▸ **Goal**
Write the data out again exactly, with no pictures.

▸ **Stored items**
>>>

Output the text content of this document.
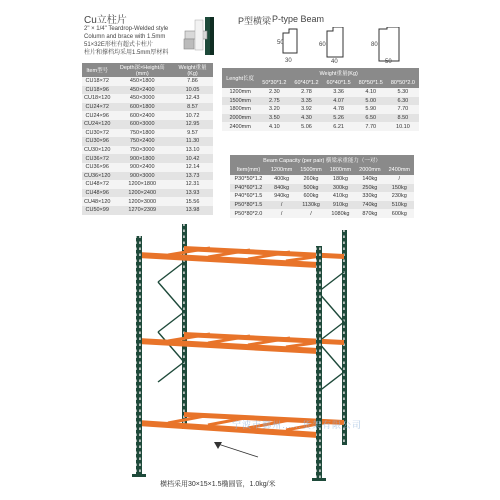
Cu立柱片
2" × 1/4" Teardrop-Welded style
Column and brace with 1.5mm
51×32E形柱有超式卡柱片
柱片和撑档均采用1.5mm厚材料
P型横梁 P-type Beam
50
30
60
40
80
50
Item型号	Depth深×Height高(mm)	Weight重量(Kg)
CU18×72	450×1800	7.86
CU18×96	450×2400	10.05
CU18×120	450×3000	12.43
CU24×72	600×1800	8.57
CU24×96	600×2400	10.72
CU24×120	600×3000	12.95
CU30×72	750×1800	9.57
CU30×96	750×2400	11.30
CU30×120	750×3000	13.10
CU36×72	900×1800	10.42
CU36×96	900×2400	12.14
CU36×120	900×3000	13.73
CU48×72	1200×1800	12.31
CU48×96	1200×2400	13.93
CU48×120	1200×3000	15.56
CU50×99	1270×2309	13.98
Lenght长度	Weight重量(Kg)				
	50*30*1.2	60*40*1.2	60*40*1.5	80*50*1.5	80*50*2.0
1200mm	2.30	2.78	3.36	4.10	5.30
1500mm	2.75	3.35	4.07	5.00	6.30
1800mm	3.20	3.92	4.78	5.90	7.70
2000mm	3.50	4.30	5.26	6.50	8.50
2400mm	4.10	5.06	6.21	7.70	10.10
Beam Capacity (per pair) 横梁承重能力（一对）					
Item(mm)	1200mm	1500mm	1800mm	2000mm	2400mm
P30*50*1.2	400kg	260kg	180kg	140kg	/
P40*60*1.2	840kg	500kg	300kg	250kg	150kg
P40*60*1.5	940kg	600kg	410kg	330kg	230kg
P50*80*1.5	/	1130kg	910kg	740kg	510kg
P50*80*2.0	/	/	1080kg	870kg	600kg
宁波市鄞州……货架有限公司
横档采用30×15×1.5椭圆管，1.0kg/米
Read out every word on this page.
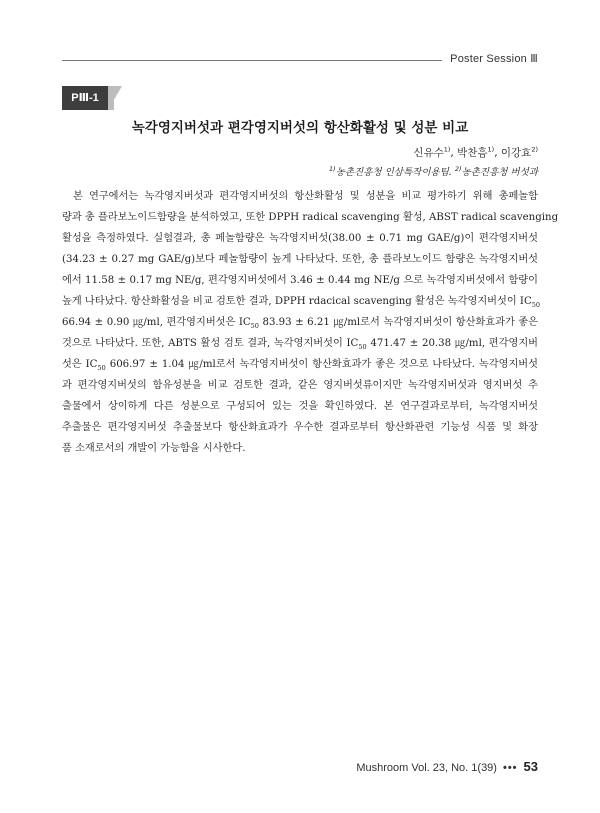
Poster Session Ⅲ
PⅢ-1
녹각영지버섯과 편각영지버섯의 항산화활성 및 성분 비교
신유수$^{1)}$, 박찬흠$^{1)}$, 이강효$^{2)}$
$^{1)}$농촌진흥청 인삼특작이용팀. $^{2)}$농촌진흥청 버섯과
본 연구에서는 녹각영지버섯과 편각영지버섯의 항산화활성 및 성분을 비교 평가하기 위해 총페놀함
량과 총 플라보노이드함량을 분석하였고, 또한 DPPH radical scavenging 활성, ABST radical scavenging
활성을 측정하였다. 실험결과, 총 페놀함량은 녹각영지버섯(38.00 ± 0.71 mg GAE/g)이 편각영지버섯
(34.23 ± 0.27 mg GAE/g)보다 페놀함량이 높게 나타났다. 또한, 총 플라보노이드 함량은 녹각영지버섯
에서 11.58 ± 0.17 mg NE/g, 편각영지버섯에서 3.46 ± 0.44 mg NE/g 으로 녹각영지버섯에서 함량이
높게 나타났다. 항산화활성을 비교 검토한 결과, DPPH rdacical scavenging 활성은 녹각영지버섯이 $IC_{50}$
66.94 ± 0.90 ㎍/ml, 편각영지버섯은 $IC_{50}$ 83.93 ± 6.21 ㎍/ml로서 녹각영지버섯이 항산화효과가 좋은
것으로 나타났다. 또한, ABTS 활성 검토 결과, 녹각영지버섯이 $IC_{50}$ 471.47 ± 20.38 ㎍/ml, 편각영지버
섯은 $IC_{50}$ 606.97 ± 1.04 ㎍/ml로서 녹각영지버섯이 항산화효과가 좋은 것으로 나타났다. 녹각영지버섯
과 편각영지버섯의 함유성분을 비교 검토한 결과, 같은 영지버섯류이지만 녹각영지버섯과 영지버섯 추
출물에서 상이하게 다른 성분으로 구성되어 있는 것을 확인하였다. 본 연구결과로부터, 녹각영지버섯
추출물은 편각영지버섯 추출물보다 항산화효과가 우수한 결과로부터 항산화관련 기능성 식품 및 화장
품 소재로서의 개발이 가능함을 시사한다.
Mushroom Vol. 23, No. 1(39) ••• 53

<<<

▸ **Response**
Output the text content of this document.
Cu立柱片
2" × 1/4" Teardrop-Welded style
Column and brace with 1.5mm
51×32E形柱有超式卡柱片
柱片和撑档均采用1.5mm厚材料
P型横梁 P-type Beam
50
30
60
40
80
50
Item型号	Depth深×Height高(mm)	Weight重量(Kg)
CU18×72	450×1800	7.86
CU18×96	450×2400	10.05
CU18×120	450×3000	12.43
CU24×72	600×1800	8.57
CU24×96	600×2400	10.72
CU24×120	600×3000	12.95
CU30×72	750×1800	9.57
CU30×96	750×2400	11.30
CU30×120	750×3000	13.10
CU36×72	900×1800	10.42
CU36×96	900×2400	12.14
CU36×120	900×3000	13.73
CU48×72	1200×1800	12.31
CU48×96	1200×2400	13.93
CU48×120	1200×3000	15.56
CU50×99	1270×2309	13.98
Lenght长度	Weight重量(Kg)				
	50*30*1.2	60*40*1.2	60*40*1.5	80*50*1.5	80*50*2.0
1200mm	2.30	2.78	3.36	4.10	5.30
1500mm	2.75	3.35	4.07	5.00	6.30
1800mm	3.20	3.92	4.78	5.90	7.70
2000mm	3.50	4.30	5.26	6.50	8.50
2400mm	4.10	5.06	6.21	7.70	10.10
Beam Capacity (per pair) 横梁承重能力（一对）					
Item(mm)	1200mm	1500mm	1800mm	2000mm	2400mm
P30*50*1.2	400kg	260kg	180kg	140kg	/
P40*60*1.2	840kg	500kg	300kg	250kg	150kg
P40*60*1.5	940kg	600kg	410kg	330kg	230kg
P50*80*1.5	/	1130kg	910kg	740kg	510kg
P50*80*2.0	/	/	1080kg	870kg	600kg
宁波市鄞州……货架有限公司
横档采用30×15×1.5椭圆管，1.0kg/米
Read out every word on this page.
Poster Session Ⅲ
PⅢ-1
녹각영지버섯과 편각영지버섯의 항산화활성 및 성분 비교
신유수$^{1)}$, 박찬흠$^{1)}$, 이강효$^{2)}$
$^{1)}$농촌진흥청 인삼특작이용팀. $^{2)}$농촌진흥청 버섯과
본 연구에서는 녹각영지버섯과 편각영지버섯의 항산화활성 및 성분을 비교 평가하기 위해 총페놀함
량과 총 플라보노이드함량을 분석하였고, 또한 DPPH radical scavenging 활성, ABST radical scavenging
활성을 측정하였다. 실험결과, 총 페놀함량은 녹각영지버섯(38.00 ± 0.71 mg GAE/g)이 편각영지버섯
(34.23 ± 0.27 mg GAE/g)보다 페놀함량이 높게 나타났다. 또한, 총 플라보노이드 함량은 녹각영지버섯
에서 11.58 ± 0.17 mg NE/g, 편각영지버섯에서 3.46 ± 0.44 mg NE/g 으로 녹각영지버섯에서 함량이
높게 나타났다. 항산화활성을 비교 검토한 결과, DPPH rdacical scavenging 활성은 녹각영지버섯이 $IC_{50}$
66.94 ± 0.90 ㎍/ml, 편각영지버섯은 $IC_{50}$ 83.93 ± 6.21 ㎍/ml로서 녹각영지버섯이 항산화효과가 좋은
것으로 나타났다. 또한, ABTS 활성 검토 결과, 녹각영지버섯이 $IC_{50}$ 471.47 ± 20.38 ㎍/ml, 편각영지버
섯은 $IC_{50}$ 606.97 ± 1.04 ㎍/ml로서 녹각영지버섯이 항산화효과가 좋은 것으로 나타났다. 녹각영지버섯
과 편각영지버섯의 함유성분을 비교 검토한 결과, 같은 영지버섯류이지만 녹각영지버섯과 영지버섯 추
출물에서 상이하게 다른 성분으로 구성되어 있는 것을 확인하였다. 본 연구결과로부터, 녹각영지버섯
추출물은 편각영지버섯 추출물보다 항산화효과가 우수한 결과로부터 항산화관련 기능성 식품 및 화장
품 소재로서의 개발이 가능함을 시사한다.
Mushroom Vol. 23, No. 1(39) ••• 53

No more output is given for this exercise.